---- ENTRIES SHOWN

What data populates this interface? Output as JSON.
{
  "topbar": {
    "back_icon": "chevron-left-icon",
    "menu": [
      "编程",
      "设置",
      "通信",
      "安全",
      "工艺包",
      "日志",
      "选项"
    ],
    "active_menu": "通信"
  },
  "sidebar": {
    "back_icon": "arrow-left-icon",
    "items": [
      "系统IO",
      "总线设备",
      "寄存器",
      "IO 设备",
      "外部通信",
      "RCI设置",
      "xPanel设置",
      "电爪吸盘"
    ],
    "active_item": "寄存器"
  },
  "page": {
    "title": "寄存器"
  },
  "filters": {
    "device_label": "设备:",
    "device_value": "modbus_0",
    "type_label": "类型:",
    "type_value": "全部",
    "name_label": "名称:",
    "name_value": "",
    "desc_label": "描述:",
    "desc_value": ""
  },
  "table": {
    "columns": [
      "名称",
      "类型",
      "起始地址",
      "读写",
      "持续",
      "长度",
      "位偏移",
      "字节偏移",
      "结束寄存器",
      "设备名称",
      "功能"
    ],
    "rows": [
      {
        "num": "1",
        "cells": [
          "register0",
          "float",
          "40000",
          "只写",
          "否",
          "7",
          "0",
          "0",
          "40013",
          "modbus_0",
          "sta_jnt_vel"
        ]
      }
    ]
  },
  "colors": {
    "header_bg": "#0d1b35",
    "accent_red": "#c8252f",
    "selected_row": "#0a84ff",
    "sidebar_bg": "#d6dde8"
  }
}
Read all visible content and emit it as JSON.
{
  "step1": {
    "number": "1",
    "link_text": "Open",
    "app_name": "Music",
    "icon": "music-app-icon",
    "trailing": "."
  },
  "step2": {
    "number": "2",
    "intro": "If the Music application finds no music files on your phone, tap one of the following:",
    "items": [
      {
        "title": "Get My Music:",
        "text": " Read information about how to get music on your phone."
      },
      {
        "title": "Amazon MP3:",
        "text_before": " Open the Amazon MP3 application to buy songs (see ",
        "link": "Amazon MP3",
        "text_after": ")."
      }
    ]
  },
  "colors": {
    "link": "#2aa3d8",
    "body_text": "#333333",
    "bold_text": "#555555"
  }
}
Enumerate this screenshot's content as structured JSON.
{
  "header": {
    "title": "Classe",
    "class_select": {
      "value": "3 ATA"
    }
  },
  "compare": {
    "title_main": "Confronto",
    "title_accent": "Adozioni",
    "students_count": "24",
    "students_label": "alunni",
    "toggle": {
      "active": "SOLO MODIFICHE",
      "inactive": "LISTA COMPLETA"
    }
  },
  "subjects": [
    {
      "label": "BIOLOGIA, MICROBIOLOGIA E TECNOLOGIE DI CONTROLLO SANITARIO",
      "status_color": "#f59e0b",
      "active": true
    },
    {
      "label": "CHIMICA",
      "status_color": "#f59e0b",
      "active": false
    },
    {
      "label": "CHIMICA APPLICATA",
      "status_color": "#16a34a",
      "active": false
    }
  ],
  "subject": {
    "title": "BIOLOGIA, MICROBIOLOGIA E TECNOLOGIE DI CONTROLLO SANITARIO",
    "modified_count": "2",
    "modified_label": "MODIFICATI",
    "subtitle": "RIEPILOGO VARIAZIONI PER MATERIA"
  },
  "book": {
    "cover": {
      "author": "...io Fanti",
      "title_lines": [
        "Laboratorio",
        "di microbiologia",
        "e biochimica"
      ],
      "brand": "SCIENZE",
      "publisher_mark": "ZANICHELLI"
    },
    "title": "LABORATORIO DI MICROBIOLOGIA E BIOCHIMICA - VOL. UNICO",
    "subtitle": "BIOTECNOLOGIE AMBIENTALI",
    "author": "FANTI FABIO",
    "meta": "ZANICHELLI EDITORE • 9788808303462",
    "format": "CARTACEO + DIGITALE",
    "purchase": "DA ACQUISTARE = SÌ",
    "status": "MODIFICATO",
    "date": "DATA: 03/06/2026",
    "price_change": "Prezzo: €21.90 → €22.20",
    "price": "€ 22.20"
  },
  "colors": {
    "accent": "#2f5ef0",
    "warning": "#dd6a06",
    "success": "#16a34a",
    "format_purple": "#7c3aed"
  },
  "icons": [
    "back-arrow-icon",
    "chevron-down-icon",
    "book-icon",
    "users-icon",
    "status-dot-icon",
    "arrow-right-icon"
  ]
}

--------

→ **GIVEN TASK**
Each entry above needs to be retyped exactly.

→ **ANSWER TO THE PROBLEM**
What data populates this interface? Output as JSON.
{
  "topbar": {
    "back_icon": "chevron-left-icon",
    "menu": [
      "编程",
      "设置",
      "通信",
      "安全",
      "工艺包",
      "日志",
      "选项"
    ],
    "active_menu": "通信"
  },
  "sidebar": {
    "back_icon": "arrow-left-icon",
    "items": [
      "系统IO",
      "总线设备",
      "寄存器",
      "IO 设备",
      "外部通信",
      "RCI设置",
      "xPanel设置",
      "电爪吸盘"
    ],
    "active_item": "寄存器"
  },
  "page": {
    "title": "寄存器"
  },
  "filters": {
    "device_label": "设备:",
    "device_value": "modbus_0",
    "type_label": "类型:",
    "type_value": "全部",
    "name_label": "名称:",
    "name_value": "",
    "desc_label": "描述:",
    "desc_value": ""
  },
  "table": {
    "columns": [
      "名称",
      "类型",
      "起始地址",
      "读写",
      "持续",
      "长度",
      "位偏移",
      "字节偏移",
      "结束寄存器",
      "设备名称",
      "功能"
    ],
    "rows": [
      {
        "num": "1",
        "cells": [
          "register0",
          "float",
          "40000",
          "只写",
          "否",
          "7",
          "0",
          "0",
          "40013",
          "modbus_0",
          "sta_jnt_vel"
        ]
      }
    ]
  },
  "colors": {
    "header_bg": "#0d1b35",
    "accent_red": "#c8252f",
    "selected_row": "#0a84ff",
    "sidebar_bg": "#d6dde8"
  }
}
Read all visible content and emit it as JSON.
{
  "step1": {
    "number": "1",
    "link_text": "Open",
    "app_name": "Music",
    "icon": "music-app-icon",
    "trailing": "."
  },
  "step2": {
    "number": "2",
    "intro": "If the Music application finds no music files on your phone, tap one of the following:",
    "items": [
      {
        "title": "Get My Music:",
        "text": " Read information about how to get music on your phone."
      },
      {
        "title": "Amazon MP3:",
        "text_before": " Open the Amazon MP3 application to buy songs (see ",
        "link": "Amazon MP3",
        "text_after": ")."
      }
    ]
  },
  "colors": {
    "link": "#2aa3d8",
    "body_text": "#333333",
    "bold_text": "#555555"
  }
}
Enumerate this screenshot's content as structured JSON.
{
  "header": {
    "title": "Classe",
    "class_select": {
      "value": "3 ATA"
    }
  },
  "compare": {
    "title_main": "Confronto",
    "title_accent": "Adozioni",
    "students_count": "24",
    "students_label": "alunni",
    "toggle": {
      "active": "SOLO MODIFICHE",
      "inactive": "LISTA COMPLETA"
    }
  },
  "subjects": [
    {
      "label": "BIOLOGIA, MICROBIOLOGIA E TECNOLOGIE DI CONTROLLO SANITARIO",
      "status_color": "#f59e0b",
      "active": true
    },
    {
      "label": "CHIMICA",
      "status_color": "#f59e0b",
      "active": false
    },
    {
      "label": "CHIMICA APPLICATA",
      "status_color": "#16a34a",
      "active": false
    }
  ],
  "subject": {
    "title": "BIOLOGIA, MICROBIOLOGIA E TECNOLOGIE DI CONTROLLO SANITARIO",
    "modified_count": "2",
    "modified_label": "MODIFICATI",
    "subtitle": "RIEPILOGO VARIAZIONI PER MATERIA"
  },
  "book": {
    "cover": {
      "author": "...io Fanti",
      "title_lines": [
        "Laboratorio",
        "di microbiologia",
        "e biochimica"
      ],
      "brand": "SCIENZE",
      "publisher_mark": "ZANICHELLI"
    },
    "title": "LABORATORIO DI MICROBIOLOGIA E BIOCHIMICA - VOL. UNICO",
    "subtitle": "BIOTECNOLOGIE AMBIENTALI",
    "author": "FANTI FABIO",
    "meta": "ZANICHELLI EDITORE • 9788808303462",
    "format": "CARTACEO + DIGITALE",
    "purchase": "DA ACQUISTARE = SÌ",
    "status": "MODIFICATO",
    "date": "DATA: 03/06/2026",
    "price_change": "Prezzo: €21.90 → €22.20",
    "price": "€ 22.20"
  },
  "colors": {
    "accent": "#2f5ef0",
    "warning": "#dd6a06",
    "success": "#16a34a",
    "format_purple": "#7c3aed"
  },
  "icons": [
    "back-arrow-icon",
    "chevron-down-icon",
    "book-icon",
    "users-icon",
    "status-dot-icon",
    "arrow-right-icon"
  ]
}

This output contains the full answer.